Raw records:
■ ■ ■ ■
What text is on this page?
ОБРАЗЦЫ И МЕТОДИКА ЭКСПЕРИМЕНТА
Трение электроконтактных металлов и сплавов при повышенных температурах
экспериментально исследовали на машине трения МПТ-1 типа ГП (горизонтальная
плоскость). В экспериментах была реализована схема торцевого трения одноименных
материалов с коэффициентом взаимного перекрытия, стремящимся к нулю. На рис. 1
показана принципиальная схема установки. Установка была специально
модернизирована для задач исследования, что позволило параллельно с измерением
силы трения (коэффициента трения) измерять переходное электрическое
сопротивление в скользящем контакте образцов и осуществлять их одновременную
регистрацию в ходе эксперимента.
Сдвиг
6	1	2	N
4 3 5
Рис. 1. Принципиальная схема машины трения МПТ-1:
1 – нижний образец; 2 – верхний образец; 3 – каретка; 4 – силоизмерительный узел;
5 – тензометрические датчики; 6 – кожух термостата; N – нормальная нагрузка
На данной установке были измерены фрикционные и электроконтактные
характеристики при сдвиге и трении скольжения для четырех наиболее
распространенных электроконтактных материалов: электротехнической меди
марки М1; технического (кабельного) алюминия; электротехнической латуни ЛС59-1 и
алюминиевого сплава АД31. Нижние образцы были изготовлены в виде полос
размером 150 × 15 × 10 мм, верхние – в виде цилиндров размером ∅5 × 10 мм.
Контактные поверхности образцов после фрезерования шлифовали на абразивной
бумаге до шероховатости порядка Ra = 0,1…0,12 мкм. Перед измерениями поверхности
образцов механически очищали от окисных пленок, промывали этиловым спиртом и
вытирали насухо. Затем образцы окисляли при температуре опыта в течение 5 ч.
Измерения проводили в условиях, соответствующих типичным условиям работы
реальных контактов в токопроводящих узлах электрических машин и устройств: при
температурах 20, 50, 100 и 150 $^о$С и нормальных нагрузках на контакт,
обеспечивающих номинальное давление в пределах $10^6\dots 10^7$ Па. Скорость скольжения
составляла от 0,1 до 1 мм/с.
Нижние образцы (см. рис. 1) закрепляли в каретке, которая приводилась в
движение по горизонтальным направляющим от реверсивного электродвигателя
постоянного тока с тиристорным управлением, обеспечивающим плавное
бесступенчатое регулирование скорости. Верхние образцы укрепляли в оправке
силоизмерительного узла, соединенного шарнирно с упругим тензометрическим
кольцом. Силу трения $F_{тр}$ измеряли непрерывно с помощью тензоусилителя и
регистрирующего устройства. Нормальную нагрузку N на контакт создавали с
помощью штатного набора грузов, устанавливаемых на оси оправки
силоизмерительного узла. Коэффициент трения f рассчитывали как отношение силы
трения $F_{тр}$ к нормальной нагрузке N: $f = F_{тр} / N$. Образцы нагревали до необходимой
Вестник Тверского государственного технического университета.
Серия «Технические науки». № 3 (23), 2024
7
■ ■ ■ ■
All of the lines above need to be given again exactly.

RESPONSE:
What text is on this page?
ОБРАЗЦЫ И МЕТОДИКА ЭКСПЕРИМЕНТА
Трение электроконтактных металлов и сплавов при повышенных температурах
экспериментально исследовали на машине трения МПТ-1 типа ГП (горизонтальная
плоскость). В экспериментах была реализована схема торцевого трения одноименных
материалов с коэффициентом взаимного перекрытия, стремящимся к нулю. На рис. 1
показана принципиальная схема установки. Установка была специально
модернизирована для задач исследования, что позволило параллельно с измерением
силы трения (коэффициента трения) измерять переходное электрическое
сопротивление в скользящем контакте образцов и осуществлять их одновременную
регистрацию в ходе эксперимента.
Сдвиг
6	1	2	N
4 3 5
Рис. 1. Принципиальная схема машины трения МПТ-1:
1 – нижний образец; 2 – верхний образец; 3 – каретка; 4 – силоизмерительный узел;
5 – тензометрические датчики; 6 – кожух термостата; N – нормальная нагрузка
На данной установке были измерены фрикционные и электроконтактные
характеристики при сдвиге и трении скольжения для четырех наиболее
распространенных электроконтактных материалов: электротехнической меди
марки М1; технического (кабельного) алюминия; электротехнической латуни ЛС59-1 и
алюминиевого сплава АД31. Нижние образцы были изготовлены в виде полос
размером 150 × 15 × 10 мм, верхние – в виде цилиндров размером ∅5 × 10 мм.
Контактные поверхности образцов после фрезерования шлифовали на абразивной
бумаге до шероховатости порядка Ra = 0,1…0,12 мкм. Перед измерениями поверхности
образцов механически очищали от окисных пленок, промывали этиловым спиртом и
вытирали насухо. Затем образцы окисляли при температуре опыта в течение 5 ч.
Измерения проводили в условиях, соответствующих типичным условиям работы
реальных контактов в токопроводящих узлах электрических машин и устройств: при
температурах 20, 50, 100 и 150 $^о$С и нормальных нагрузках на контакт,
обеспечивающих номинальное давление в пределах $10^6\dots 10^7$ Па. Скорость скольжения
составляла от 0,1 до 1 мм/с.
Нижние образцы (см. рис. 1) закрепляли в каретке, которая приводилась в
движение по горизонтальным направляющим от реверсивного электродвигателя
постоянного тока с тиристорным управлением, обеспечивающим плавное
бесступенчатое регулирование скорости. Верхние образцы укрепляли в оправке
силоизмерительного узла, соединенного шарнирно с упругим тензометрическим
кольцом. Силу трения $F_{тр}$ измеряли непрерывно с помощью тензоусилителя и
регистрирующего устройства. Нормальную нагрузку N на контакт создавали с
помощью штатного набора грузов, устанавливаемых на оси оправки
силоизмерительного узла. Коэффициент трения f рассчитывали как отношение силы
трения $F_{тр}$ к нормальной нагрузке N: $f = F_{тр} / N$. Образцы нагревали до необходимой
Вестник Тверского государственного технического университета.
Серия «Технические науки». № 3 (23), 2024
7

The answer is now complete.